— START OF MATERIAL SUPPLIED —

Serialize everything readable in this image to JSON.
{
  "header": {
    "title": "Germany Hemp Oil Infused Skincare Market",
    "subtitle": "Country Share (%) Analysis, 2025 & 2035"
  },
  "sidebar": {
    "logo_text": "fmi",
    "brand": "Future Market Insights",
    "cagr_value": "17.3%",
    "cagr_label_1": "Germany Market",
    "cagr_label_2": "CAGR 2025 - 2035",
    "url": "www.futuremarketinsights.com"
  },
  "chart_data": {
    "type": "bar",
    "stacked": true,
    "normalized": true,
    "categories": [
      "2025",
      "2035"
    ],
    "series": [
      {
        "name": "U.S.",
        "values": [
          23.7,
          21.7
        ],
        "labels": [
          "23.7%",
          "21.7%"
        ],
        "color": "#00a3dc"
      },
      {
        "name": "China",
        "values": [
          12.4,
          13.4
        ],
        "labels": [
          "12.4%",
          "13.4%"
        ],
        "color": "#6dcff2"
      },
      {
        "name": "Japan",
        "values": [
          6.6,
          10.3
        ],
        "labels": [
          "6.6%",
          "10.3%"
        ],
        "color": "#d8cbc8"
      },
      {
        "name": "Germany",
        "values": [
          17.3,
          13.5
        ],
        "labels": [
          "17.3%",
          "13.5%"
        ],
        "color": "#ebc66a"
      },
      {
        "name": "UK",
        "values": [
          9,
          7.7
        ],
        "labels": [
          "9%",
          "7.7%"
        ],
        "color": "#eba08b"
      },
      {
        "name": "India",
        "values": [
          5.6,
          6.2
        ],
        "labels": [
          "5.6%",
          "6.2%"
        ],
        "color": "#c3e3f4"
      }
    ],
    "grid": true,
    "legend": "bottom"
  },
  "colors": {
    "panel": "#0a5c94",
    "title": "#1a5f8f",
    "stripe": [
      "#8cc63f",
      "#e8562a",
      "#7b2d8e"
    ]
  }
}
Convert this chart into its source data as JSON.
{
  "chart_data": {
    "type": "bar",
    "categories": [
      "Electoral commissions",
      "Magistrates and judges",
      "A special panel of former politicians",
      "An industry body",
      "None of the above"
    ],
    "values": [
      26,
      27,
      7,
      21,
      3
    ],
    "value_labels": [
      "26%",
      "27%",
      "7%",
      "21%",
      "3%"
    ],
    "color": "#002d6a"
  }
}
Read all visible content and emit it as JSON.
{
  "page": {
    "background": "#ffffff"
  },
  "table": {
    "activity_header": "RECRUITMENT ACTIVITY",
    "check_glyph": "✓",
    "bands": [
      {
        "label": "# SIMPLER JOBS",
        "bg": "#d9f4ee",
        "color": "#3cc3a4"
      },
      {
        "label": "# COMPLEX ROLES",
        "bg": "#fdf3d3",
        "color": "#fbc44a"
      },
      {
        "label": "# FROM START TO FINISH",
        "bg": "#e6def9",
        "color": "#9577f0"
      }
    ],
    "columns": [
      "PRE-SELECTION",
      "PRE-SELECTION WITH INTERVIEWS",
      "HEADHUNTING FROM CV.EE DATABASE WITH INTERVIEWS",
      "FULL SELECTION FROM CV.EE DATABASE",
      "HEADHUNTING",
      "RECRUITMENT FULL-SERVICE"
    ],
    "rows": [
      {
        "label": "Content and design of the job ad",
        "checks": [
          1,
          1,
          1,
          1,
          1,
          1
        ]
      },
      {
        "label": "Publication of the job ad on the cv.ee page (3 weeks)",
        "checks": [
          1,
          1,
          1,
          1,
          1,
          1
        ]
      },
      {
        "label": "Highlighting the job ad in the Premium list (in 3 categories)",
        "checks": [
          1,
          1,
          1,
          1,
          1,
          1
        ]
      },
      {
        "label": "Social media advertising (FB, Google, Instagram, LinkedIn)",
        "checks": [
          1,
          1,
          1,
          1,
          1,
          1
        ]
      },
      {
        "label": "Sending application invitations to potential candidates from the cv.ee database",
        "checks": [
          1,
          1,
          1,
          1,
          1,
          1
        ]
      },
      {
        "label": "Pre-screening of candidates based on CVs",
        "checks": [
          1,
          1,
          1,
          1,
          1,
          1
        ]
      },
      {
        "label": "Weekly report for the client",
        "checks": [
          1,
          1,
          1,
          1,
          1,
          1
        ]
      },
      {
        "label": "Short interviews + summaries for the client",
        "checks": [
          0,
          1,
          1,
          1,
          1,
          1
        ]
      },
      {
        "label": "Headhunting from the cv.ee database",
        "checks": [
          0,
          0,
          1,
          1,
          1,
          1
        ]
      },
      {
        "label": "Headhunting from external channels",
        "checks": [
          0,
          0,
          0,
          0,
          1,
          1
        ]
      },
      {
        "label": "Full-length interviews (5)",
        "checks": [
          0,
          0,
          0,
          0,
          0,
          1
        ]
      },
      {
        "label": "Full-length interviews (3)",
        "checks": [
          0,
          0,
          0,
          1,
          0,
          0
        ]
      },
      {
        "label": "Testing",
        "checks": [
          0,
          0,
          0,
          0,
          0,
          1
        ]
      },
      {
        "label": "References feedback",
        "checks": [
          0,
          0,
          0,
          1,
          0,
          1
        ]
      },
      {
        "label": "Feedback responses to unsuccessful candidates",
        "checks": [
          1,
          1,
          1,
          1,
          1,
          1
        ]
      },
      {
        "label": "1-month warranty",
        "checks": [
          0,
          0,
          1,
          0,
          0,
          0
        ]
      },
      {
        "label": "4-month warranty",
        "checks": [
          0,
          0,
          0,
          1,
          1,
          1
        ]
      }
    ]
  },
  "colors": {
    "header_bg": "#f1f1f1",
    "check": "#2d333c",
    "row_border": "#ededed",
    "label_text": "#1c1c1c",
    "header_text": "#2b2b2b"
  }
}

— END OF MATERIAL SUPPLIED —

• WORK TO BE COMPLETED:
Check each line of the entries above, and show every one holding the word "client".

• EXPECTED OUTPUT:
        "label": "Weekly report for the client",
        "label": "Short interviews + summaries for the client",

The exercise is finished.